__Brief 1__:
Answer these about the forum thread on differentiating with respect to an operator:
(a) According to the reply quoted under ">>7588366", differentiating with respect to an operator is the same as differentiating with respect to what?
(b) Which notation does one poster say would have made this obvious?
(c) What does the poster say it basically depends on?
__Brief 2__: Please retype the part of the thread on differentiating with respect to an operator that begins at the words "Not saying it's" and stops after "rigorous to it?".
__Brief 3__: Extend the forum thread about differentiating with respect to an operator, going on from its last post.

Does this look right to any of you?
How does one differentiate with respect to an operator?
>>7588366
>Notation. Same as when you differentiate with respect to a vector.
ahh okay, just looked it up
but then either both vecors should be transposed, or none, since the tensor product of two vectors is defined as
(x\otimes y)(z) := \left \langle y,z \right \rangle x
It basically depends, if the matrix derivatives operates on the vector space or it's dual
>>7588330
Dirac notation would have made this obvious.
Not saying it's better - just putting it out there.
>>7588441
care to explain?
is it just physicists handwaving a la
\frac{\partial }{\partial B} \left \langle x |B| x \right \rangle = \langle x | \langle x |
where suddenly the B vanishes and a ket turns into a bra, or is there something more rigorous to it?

[Collection entries]
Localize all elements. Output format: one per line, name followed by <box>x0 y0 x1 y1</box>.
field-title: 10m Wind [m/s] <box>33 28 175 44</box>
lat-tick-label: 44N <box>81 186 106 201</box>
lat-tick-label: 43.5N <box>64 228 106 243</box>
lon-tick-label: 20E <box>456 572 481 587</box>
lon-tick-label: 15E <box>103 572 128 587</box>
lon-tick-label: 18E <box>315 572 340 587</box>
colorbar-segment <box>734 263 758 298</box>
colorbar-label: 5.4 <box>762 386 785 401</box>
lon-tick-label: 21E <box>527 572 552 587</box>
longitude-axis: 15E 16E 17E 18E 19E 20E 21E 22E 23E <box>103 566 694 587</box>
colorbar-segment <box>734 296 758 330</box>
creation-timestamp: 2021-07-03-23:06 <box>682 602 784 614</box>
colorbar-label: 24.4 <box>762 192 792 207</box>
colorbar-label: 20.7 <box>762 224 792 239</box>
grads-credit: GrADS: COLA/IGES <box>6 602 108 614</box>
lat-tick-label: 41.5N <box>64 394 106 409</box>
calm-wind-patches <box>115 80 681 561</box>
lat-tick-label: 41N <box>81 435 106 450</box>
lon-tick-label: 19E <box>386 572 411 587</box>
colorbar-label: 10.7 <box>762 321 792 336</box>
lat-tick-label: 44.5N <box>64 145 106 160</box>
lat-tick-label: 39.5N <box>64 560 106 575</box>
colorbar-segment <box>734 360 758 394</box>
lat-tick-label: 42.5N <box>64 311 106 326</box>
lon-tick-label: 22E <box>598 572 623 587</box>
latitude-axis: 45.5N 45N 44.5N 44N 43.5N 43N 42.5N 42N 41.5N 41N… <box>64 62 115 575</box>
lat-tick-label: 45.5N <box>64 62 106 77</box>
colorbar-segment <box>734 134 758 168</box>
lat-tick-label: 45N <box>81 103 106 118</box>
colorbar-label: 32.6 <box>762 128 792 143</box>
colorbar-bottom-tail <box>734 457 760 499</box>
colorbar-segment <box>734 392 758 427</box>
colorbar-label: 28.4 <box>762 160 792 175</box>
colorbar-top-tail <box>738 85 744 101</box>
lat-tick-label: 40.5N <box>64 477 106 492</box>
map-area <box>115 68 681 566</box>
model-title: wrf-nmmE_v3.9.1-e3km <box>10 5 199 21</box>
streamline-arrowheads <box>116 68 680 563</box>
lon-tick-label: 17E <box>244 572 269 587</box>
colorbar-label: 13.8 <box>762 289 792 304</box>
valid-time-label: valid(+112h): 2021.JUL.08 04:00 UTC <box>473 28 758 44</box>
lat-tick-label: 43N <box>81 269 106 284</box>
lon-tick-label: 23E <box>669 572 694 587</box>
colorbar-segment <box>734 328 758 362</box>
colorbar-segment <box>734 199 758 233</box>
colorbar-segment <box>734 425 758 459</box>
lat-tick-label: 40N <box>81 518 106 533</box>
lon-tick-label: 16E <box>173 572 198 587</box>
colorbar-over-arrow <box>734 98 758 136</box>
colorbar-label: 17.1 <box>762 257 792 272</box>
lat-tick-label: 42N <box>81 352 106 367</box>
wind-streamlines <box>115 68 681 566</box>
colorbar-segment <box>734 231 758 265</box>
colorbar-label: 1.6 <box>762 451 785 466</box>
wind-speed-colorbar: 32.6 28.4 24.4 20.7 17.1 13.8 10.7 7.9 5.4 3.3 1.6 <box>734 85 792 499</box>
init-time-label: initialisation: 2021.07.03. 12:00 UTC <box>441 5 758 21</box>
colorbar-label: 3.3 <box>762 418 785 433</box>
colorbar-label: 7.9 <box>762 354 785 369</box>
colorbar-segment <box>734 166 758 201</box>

__Exercise response 1__:
(a) A vector.
(b) Dirac notation.
(c) Whether the matrix derivative operates on the vector space or its dual.

__Exercise response 2__:
Not saying it's better - just putting it out there.
>>7588441
care to explain?
is it just physicists handwaving a la
\frac{\partial }{\partial B} \left \langle x |B| x \right \rangle = \langle x | \langle x |
where suddenly the B vanishes and a ket turns into a bra, or is there something more rigorous to it?

__Exercise response 3__:
>>7588451
The ket wouldn't turn into a bra. Like people have been saying, only one should be transposed.
I wouldn't call it handwaving - it's more that you prove how these things behave, and then the notation makes things simpler. Or doesn't.
>>7588456
>I wouldn't call it handwaving - it's more that you prove how these things behave, and then the notation makes things simpler. Or doesn't.
This explains you physicists' mindset so well. What normal human beings see as retarded, senseless handwaving, you people see as helpful memorisation tools. It's why everyone hates your stupid fucking field.
Fascinating.
>>7588456
only one should be transposed if it would be
x^Tx^T and not x^T \otimes x^T
Just what I've got from the wikipedia article on matrix calculus:
https://en.wikipedia.org/wiki/Matrix_calculus#Scalar-by-matrix
>Notice that the indexing of the gradient with respect to X is transposed as compared with the indexing of X
so it seems like the matrix derivative is an operator, that acts on the dual space (or in the finite dimensional case on transposed vectors)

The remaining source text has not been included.